**Exercise objective**
Extract the complete listing and repeat it word for word.

**Data entries for graphics**
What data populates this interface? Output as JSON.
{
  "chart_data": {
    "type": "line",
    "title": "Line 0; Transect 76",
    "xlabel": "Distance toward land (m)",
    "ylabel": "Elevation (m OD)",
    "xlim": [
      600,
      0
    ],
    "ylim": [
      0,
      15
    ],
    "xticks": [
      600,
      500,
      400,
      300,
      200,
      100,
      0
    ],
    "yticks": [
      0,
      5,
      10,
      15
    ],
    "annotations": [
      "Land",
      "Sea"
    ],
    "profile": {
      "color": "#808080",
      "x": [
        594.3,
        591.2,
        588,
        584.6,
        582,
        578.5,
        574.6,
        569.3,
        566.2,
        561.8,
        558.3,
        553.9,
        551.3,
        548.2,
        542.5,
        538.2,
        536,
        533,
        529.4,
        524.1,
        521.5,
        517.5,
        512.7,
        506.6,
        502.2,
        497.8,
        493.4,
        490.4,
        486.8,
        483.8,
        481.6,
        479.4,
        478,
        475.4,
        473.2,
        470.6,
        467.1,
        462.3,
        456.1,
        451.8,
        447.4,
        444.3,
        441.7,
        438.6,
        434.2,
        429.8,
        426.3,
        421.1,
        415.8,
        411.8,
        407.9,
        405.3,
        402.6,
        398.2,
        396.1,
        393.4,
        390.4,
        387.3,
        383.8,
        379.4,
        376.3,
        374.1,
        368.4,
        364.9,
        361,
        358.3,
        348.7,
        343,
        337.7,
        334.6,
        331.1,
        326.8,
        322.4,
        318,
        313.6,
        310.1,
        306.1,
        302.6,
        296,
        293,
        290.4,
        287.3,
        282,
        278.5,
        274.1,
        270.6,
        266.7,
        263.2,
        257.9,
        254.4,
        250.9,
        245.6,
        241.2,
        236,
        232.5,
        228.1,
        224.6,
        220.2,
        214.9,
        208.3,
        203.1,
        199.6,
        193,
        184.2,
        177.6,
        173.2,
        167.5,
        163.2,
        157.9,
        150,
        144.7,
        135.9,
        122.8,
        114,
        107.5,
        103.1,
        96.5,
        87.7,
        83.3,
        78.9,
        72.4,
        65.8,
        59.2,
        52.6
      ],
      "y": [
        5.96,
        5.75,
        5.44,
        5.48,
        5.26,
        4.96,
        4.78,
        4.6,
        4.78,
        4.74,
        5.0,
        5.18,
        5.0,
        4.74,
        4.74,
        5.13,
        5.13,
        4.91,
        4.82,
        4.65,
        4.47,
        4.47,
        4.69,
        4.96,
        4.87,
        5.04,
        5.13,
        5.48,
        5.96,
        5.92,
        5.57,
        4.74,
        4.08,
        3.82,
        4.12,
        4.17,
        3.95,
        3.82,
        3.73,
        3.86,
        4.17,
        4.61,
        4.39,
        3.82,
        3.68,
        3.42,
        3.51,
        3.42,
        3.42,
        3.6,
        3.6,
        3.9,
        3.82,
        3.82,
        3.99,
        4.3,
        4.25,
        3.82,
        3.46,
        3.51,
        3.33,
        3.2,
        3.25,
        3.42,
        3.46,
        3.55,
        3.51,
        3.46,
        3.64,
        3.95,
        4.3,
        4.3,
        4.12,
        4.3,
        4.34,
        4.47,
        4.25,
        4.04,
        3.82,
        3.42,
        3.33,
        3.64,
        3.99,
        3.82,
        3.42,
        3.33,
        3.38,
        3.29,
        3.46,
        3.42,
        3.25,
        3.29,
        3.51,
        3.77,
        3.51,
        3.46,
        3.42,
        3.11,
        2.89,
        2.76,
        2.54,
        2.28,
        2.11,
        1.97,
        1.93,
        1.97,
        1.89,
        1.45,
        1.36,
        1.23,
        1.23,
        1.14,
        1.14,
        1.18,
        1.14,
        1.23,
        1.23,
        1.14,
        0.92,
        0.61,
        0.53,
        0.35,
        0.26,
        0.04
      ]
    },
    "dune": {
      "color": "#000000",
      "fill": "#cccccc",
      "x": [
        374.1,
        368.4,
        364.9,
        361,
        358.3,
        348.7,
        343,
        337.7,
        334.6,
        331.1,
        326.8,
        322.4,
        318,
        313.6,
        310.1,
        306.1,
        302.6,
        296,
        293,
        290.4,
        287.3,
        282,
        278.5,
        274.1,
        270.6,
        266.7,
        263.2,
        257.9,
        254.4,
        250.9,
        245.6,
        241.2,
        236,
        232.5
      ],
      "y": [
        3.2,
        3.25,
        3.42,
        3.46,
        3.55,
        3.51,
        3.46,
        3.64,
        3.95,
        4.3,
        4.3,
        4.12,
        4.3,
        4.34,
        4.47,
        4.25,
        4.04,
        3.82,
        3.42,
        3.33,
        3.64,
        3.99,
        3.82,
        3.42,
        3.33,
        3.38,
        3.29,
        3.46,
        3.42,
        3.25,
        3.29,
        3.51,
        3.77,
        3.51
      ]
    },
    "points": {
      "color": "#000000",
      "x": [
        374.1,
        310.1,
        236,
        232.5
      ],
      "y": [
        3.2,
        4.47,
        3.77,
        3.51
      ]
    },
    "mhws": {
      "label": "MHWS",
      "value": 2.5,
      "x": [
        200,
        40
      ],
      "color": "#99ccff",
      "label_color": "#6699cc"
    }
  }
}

**Reply to the task**
What data populates this interface? Output as JSON.
{
  "chart_data": {
    "type": "line",
    "title": "Line 0; Transect 76",
    "xlabel": "Distance toward land (m)",
    "ylabel": "Elevation (m OD)",
    "xlim": [
      600,
      0
    ],
    "ylim": [
      0,
      15
    ],
    "xticks": [
      600,
      500,
      400,
      300,
      200,
      100,
      0
    ],
    "yticks": [
      0,
      5,
      10,
      15
    ],
    "annotations": [
      "Land",
      "Sea"
    ],
    "profile": {
      "color": "#808080",
      "x": [
        594.3,
        591.2,
        588,
        584.6,
        582,
        578.5,
        574.6,
        569.3,
        566.2,
        561.8,
        558.3,
        553.9,
        551.3,
        548.2,
        542.5,
        538.2,
        536,
        533,
        529.4,
        524.1,
        521.5,
        517.5,
        512.7,
        506.6,
        502.2,
        497.8,
        493.4,
        490.4,
        486.8,
        483.8,
        481.6,
        479.4,
        478,
        475.4,
        473.2,
        470.6,
        467.1,
        462.3,
        456.1,
        451.8,
        447.4,
        444.3,
        441.7,
        438.6,
        434.2,
        429.8,
        426.3,
        421.1,
        415.8,
        411.8,
        407.9,
        405.3,
        402.6,
        398.2,
        396.1,
        393.4,
        390.4,
        387.3,
        383.8,
        379.4,
        376.3,
        374.1,
        368.4,
        364.9,
        361,
        358.3,
        348.7,
        343,
        337.7,
        334.6,
        331.1,
        326.8,
        322.4,
        318,
        313.6,
        310.1,
        306.1,
        302.6,
        296,
        293,
        290.4,
        287.3,
        282,
        278.5,
        274.1,
        270.6,
        266.7,
        263.2,
        257.9,
        254.4,
        250.9,
        245.6,
        241.2,
        236,
        232.5,
        228.1,
        224.6,
        220.2,
        214.9,
        208.3,
        203.1,
        199.6,
        193,
        184.2,
        177.6,
        173.2,
        167.5,
        163.2,
        157.9,
        150,
        144.7,
        135.9,
        122.8,
        114,
        107.5,
        103.1,
        96.5,
        87.7,
        83.3,
        78.9,
        72.4,
        65.8,
        59.2,
        52.6
      ],
      "y": [
        5.96,
        5.75,
        5.44,
        5.48,
        5.26,
        4.96,
        4.78,
        4.6,
        4.78,
        4.74,
        5.0,
        5.18,
        5.0,
        4.74,
        4.74,
        5.13,
        5.13,
        4.91,
        4.82,
        4.65,
        4.47,
        4.47,
        4.69,
        4.96,
        4.87,
        5.04,
        5.13,
        5.48,
        5.96,
        5.92,
        5.57,
        4.74,
        4.08,
        3.82,
        4.12,
        4.17,
        3.95,
        3.82,
        3.73,
        3.86,
        4.17,
        4.61,
        4.39,
        3.82,
        3.68,
        3.42,
        3.51,
        3.42,
        3.42,
        3.6,
        3.6,
        3.9,
        3.82,
        3.82,
        3.99,
        4.3,
        4.25,
        3.82,
        3.46,
        3.51,
        3.33,
        3.2,
        3.25,
        3.42,
        3.46,
        3.55,
        3.51,
        3.46,
        3.64,
        3.95,
        4.3,
        4.3,
        4.12,
        4.3,
        4.34,
        4.47,
        4.25,
        4.04,
        3.82,
        3.42,
        3.33,
        3.64,
        3.99,
        3.82,
        3.42,
        3.33,
        3.38,
        3.29,
        3.46,
        3.42,
        3.25,
        3.29,
        3.51,
        3.77,
        3.51,
        3.46,
        3.42,
        3.11,
        2.89,
        2.76,
        2.54,
        2.28,
        2.11,
        1.97,
        1.93,
        1.97,
        1.89,
        1.45,
        1.36,
        1.23,
        1.23,
        1.14,
        1.14,
        1.18,
        1.14,
        1.23,
        1.23,
        1.14,
        0.92,
        0.61,
        0.53,
        0.35,
        0.26,
        0.04
      ]
    },
    "dune": {
      "color": "#000000",
      "fill": "#cccccc",
      "x": [
        374.1,
        368.4,
        364.9,
        361,
        358.3,
        348.7,
        343,
        337.7,
        334.6,
        331.1,
        326.8,
        322.4,
        318,
        313.6,
        310.1,
        306.1,
        302.6,
        296,
        293,
        290.4,
        287.3,
        282,
        278.5,
        274.1,
        270.6,
        266.7,
        263.2,
        257.9,
        254.4,
        250.9,
        245.6,
        241.2,
        236,
        232.5
      ],
      "y": [
        3.2,
        3.25,
        3.42,
        3.46,
        3.55,
        3.51,
        3.46,
        3.64,
        3.95,
        4.3,
        4.3,
        4.12,
        4.3,
        4.34,
        4.47,
        4.25,
        4.04,
        3.82,
        3.42,
        3.33,
        3.64,
        3.99,
        3.82,
        3.42,
        3.33,
        3.38,
        3.29,
        3.46,
        3.42,
        3.25,
        3.29,
        3.51,
        3.77,
        3.51
      ]
    },
    "points": {
      "color": "#000000",
      "x": [
        374.1,
        310.1,
        236,
        232.5
      ],
      "y": [
        3.2,
        4.47,
        3.77,
        3.51
      ]
    },
    "mhws": {
      "label": "MHWS",
      "value": 2.5,
      "x": [
        200,
        40
      ],
      "color": "#99ccff",
      "label_color": "#6699cc"
    }
  }
}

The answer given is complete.